Give the number of lines in the data that hold the word "many", and nothing else.

══ Data supplied ══

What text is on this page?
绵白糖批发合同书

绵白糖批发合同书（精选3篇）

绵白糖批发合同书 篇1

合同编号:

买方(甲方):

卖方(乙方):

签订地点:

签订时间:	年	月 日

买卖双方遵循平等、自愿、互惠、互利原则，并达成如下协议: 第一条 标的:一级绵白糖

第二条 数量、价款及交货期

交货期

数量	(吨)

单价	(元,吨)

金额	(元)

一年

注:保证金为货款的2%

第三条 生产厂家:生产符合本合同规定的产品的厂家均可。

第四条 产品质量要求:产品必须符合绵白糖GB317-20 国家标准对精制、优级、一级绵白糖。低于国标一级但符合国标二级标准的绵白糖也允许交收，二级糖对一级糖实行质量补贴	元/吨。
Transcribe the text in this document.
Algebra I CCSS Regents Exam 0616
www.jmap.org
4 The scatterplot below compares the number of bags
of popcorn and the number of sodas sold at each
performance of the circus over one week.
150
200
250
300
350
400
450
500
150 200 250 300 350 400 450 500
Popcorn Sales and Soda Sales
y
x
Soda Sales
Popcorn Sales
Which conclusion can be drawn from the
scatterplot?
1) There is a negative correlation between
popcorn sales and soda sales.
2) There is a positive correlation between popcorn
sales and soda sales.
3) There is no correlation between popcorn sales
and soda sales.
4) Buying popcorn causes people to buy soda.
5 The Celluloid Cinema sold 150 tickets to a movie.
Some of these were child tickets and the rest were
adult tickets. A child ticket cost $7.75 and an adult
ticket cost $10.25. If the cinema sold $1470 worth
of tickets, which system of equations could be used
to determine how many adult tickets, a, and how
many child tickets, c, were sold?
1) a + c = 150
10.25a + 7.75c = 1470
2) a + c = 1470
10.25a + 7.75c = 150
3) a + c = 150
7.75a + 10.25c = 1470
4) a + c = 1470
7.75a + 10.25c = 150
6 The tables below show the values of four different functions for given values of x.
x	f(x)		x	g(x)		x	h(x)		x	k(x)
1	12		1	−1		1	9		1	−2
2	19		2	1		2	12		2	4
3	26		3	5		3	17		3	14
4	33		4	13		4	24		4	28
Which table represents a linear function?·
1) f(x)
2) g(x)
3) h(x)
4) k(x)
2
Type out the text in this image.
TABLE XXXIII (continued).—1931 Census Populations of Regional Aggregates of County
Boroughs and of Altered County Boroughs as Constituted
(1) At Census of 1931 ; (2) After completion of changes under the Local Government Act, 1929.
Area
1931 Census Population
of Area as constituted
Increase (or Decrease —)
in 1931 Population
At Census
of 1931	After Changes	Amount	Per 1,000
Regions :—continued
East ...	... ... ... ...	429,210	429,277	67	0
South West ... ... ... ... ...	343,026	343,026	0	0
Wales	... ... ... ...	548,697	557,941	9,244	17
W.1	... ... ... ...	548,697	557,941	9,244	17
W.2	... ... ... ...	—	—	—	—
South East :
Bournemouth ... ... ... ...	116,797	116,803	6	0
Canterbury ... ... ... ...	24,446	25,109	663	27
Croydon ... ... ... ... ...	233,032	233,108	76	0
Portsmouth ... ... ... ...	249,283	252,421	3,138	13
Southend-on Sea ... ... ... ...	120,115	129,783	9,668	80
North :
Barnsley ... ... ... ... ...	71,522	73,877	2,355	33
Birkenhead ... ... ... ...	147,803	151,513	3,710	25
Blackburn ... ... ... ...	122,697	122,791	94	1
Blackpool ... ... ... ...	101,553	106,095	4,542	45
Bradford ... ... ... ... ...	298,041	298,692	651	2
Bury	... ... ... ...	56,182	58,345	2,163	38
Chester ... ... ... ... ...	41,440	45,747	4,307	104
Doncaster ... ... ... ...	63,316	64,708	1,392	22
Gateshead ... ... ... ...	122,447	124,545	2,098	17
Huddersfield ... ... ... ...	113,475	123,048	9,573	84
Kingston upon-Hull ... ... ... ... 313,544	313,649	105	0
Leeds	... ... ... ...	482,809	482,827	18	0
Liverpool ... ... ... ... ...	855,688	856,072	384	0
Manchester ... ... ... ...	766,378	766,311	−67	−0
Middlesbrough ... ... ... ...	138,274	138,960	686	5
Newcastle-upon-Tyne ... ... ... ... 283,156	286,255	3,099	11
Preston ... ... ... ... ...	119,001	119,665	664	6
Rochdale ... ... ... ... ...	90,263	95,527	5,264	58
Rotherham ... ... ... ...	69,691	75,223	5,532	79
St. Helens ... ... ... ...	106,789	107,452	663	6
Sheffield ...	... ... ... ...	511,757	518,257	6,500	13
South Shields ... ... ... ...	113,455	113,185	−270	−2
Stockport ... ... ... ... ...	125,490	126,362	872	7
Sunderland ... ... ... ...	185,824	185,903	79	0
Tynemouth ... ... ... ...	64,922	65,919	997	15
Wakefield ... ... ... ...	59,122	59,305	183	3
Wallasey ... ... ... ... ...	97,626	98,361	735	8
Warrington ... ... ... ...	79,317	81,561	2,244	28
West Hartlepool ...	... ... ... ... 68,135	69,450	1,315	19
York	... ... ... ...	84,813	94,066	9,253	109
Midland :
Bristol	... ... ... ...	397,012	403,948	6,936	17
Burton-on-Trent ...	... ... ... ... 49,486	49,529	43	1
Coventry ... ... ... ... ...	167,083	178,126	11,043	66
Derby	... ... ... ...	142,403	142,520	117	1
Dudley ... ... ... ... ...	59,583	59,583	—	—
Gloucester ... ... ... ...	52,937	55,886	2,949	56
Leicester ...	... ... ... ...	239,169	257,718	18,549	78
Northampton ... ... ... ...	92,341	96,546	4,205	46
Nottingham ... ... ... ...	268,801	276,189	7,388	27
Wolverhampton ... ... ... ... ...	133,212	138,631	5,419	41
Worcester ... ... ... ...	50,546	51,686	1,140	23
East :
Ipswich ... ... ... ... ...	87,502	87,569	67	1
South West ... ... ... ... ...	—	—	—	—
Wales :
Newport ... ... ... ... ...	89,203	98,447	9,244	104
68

═══

Response to this task: 2